Your task is to print all of the material verbatim.
====
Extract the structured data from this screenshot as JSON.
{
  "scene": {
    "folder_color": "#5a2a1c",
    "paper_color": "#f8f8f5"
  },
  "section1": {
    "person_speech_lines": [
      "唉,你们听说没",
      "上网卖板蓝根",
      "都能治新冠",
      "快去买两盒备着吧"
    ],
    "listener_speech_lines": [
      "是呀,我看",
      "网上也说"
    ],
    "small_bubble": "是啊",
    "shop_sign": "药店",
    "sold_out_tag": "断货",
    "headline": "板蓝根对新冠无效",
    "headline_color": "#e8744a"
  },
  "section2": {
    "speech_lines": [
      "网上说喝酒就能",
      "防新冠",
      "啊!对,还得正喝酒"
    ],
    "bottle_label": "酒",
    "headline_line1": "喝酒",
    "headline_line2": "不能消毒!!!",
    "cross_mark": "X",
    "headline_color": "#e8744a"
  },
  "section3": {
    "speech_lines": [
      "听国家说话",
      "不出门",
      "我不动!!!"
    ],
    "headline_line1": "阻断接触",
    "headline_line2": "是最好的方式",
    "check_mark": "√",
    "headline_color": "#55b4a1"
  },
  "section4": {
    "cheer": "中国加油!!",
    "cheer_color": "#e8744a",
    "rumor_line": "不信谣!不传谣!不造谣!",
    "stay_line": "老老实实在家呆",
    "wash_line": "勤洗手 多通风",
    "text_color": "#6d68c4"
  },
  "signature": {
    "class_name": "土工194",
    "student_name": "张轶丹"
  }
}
====
→ SOLVED EXERCISE
Extract the structured data from this screenshot as JSON.
{
  "scene": {
    "folder_color": "#5a2a1c",
    "paper_color": "#f8f8f5"
  },
  "section1": {
    "person_speech_lines": [
      "唉,你们听说没",
      "上网卖板蓝根",
      "都能治新冠",
      "快去买两盒备着吧"
    ],
    "listener_speech_lines": [
      "是呀,我看",
      "网上也说"
    ],
    "small_bubble": "是啊",
    "shop_sign": "药店",
    "sold_out_tag": "断货",
    "headline": "板蓝根对新冠无效",
    "headline_color": "#e8744a"
  },
  "section2": {
    "speech_lines": [
      "网上说喝酒就能",
      "防新冠",
      "啊!对,还得正喝酒"
    ],
    "bottle_label": "酒",
    "headline_line1": "喝酒",
    "headline_line2": "不能消毒!!!",
    "cross_mark": "X",
    "headline_color": "#e8744a"
  },
  "section3": {
    "speech_lines": [
      "听国家说话",
      "不出门",
      "我不动!!!"
    ],
    "headline_line1": "阻断接触",
    "headline_line2": "是最好的方式",
    "check_mark": "√",
    "headline_color": "#55b4a1"
  },
  "section4": {
    "cheer": "中国加油!!",
    "cheer_color": "#e8744a",
    "rumor_line": "不信谣!不传谣!不造谣!",
    "stay_line": "老老实实在家呆",
    "wash_line": "勤洗手 多通风",
    "text_color": "#6d68c4"
  },
  "signature": {
    "class_name": "土工194",
    "student_name": "张轶丹"
  }
}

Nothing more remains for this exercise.